Source records:

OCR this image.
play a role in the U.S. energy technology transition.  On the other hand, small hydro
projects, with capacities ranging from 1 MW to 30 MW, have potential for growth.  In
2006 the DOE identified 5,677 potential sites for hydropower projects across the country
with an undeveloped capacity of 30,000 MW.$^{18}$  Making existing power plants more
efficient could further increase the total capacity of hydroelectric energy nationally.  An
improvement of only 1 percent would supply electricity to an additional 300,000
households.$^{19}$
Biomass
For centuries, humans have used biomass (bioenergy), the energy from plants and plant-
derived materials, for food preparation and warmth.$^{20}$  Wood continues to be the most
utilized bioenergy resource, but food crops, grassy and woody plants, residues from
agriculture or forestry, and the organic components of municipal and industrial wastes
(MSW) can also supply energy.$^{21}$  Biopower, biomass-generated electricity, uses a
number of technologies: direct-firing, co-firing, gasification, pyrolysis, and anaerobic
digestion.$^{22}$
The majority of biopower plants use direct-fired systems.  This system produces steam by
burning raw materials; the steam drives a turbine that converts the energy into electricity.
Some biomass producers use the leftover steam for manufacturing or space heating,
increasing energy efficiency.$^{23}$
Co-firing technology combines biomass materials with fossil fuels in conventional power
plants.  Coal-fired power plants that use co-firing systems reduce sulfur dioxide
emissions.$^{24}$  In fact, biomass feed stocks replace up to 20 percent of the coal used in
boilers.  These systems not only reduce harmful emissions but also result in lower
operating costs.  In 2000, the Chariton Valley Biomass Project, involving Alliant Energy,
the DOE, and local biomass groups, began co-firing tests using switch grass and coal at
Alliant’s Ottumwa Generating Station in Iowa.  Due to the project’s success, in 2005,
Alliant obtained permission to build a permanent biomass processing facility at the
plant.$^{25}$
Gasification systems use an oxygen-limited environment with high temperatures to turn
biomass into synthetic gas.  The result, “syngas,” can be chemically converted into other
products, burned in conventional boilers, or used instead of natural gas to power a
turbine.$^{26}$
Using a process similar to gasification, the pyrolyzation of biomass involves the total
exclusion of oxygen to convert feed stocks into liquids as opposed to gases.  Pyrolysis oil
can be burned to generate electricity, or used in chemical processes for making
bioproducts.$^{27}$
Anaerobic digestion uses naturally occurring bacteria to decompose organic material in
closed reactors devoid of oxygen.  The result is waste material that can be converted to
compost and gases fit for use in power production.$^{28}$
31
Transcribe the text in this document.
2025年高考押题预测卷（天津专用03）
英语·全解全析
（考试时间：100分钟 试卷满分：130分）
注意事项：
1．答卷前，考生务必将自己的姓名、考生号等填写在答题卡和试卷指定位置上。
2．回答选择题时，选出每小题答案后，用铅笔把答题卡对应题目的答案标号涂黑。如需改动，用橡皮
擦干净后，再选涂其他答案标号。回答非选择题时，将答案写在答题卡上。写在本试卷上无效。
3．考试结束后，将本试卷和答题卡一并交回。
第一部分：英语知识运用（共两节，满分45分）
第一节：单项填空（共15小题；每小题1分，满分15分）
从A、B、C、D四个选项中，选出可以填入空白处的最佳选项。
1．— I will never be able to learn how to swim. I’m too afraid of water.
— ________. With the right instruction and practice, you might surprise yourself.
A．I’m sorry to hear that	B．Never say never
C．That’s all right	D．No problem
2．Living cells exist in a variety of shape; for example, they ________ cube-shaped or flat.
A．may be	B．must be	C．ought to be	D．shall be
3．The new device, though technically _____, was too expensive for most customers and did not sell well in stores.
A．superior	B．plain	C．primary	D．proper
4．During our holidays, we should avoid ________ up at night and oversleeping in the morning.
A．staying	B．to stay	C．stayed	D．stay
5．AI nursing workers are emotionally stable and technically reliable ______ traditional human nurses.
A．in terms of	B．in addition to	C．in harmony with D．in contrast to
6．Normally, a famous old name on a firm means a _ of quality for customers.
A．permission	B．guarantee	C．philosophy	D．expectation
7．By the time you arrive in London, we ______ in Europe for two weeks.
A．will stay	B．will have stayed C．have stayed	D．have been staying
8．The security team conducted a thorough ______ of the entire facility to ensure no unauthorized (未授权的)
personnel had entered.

Exercise goal:
Would you filter the entries above and keep each line that has the word "from"?

Response area:
projects, with capacities ranging from 1 MW to 30 MW, have potential for growth.  In
For centuries, humans have used biomass (bioenergy), the energy from plants and plant-
utilized bioenergy resource, but food crops, grassy and woody plants, residues from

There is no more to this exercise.